### [IL TUO OBIETTIVO]
Secondo il testo sulla sicurezza IoT, quanti oggetti potenzialmente interconnessi prevedono gli esperti Verizon per il 2020?

### [TESTO CITATO]
★ ★ ★ ★ ★ ★ ★

Come sottolinea il Report Verizon nel capitolo dedicato alla sicurezza IoT, ogni bit aggiuntivo di memoria o capacità elaborativa sugli oggetti aumenta i costi, come pure il software per proteggere il dispositivo. Secondo il report è dunque “inutile aspettarsi che la sicurezza abbia per gli sviluppatori la stessa priorità del time-to-market, così critico per non restare indietro in un mercato in rapida espansione”. Non è pensabile che uno sviluppatore includa un sistema di criptazione Ssl su un microcontrollore a 8-bit per accendere e spegnere le luci o che un system administrator distribuisca patch o update per il firmware.
Gli esperti Verizon prevedono 5 miliardi di oggetti (non componenti, che saranno molti di più) potenzialmente interconnessi al 2020: non significa che tutti siano visibili da Internet né che tutti comunichino informazioni sensibili o che interessino infrastrutture critiche che non possono sopportare problemi di non disponibilità. Ma certo emerge l’indicazione che i sistemi IoT e M2M saranno sempre più pervasivi nei prossimi anni. Un mercato che fa gola a molti.
Iot cambierà per sempre la cyber security nel mondo business
Fin qui abbiamo visto i rischi di cui è bene essere consapevoli ma serve, soprattutto alle imprese, capire come agire. Secondo Gartner: “L’IoT ridefinisce la sicurezza ampliando il campo della responsabilità alle nuove piattaforme, servizi e direzioni. In prospettiva le organizzazioni dovrebbero considerare di ri-modellare le strategie dell’It e della cybersecurity per incorporare gli obiettivi del digital business”.

★ ★ ★ ★ ★ ★ ★

### [DATI]
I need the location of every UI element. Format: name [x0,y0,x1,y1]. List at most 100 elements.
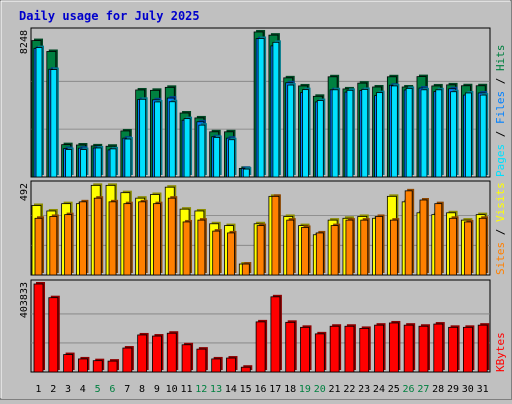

★ ★ ★ ★ ★ ★ ★

### [RISULTATO DELL'ESERCIZIO]
Gli esperti Verizon prevedono 5 miliardi di oggetti potenzialmente interconnessi.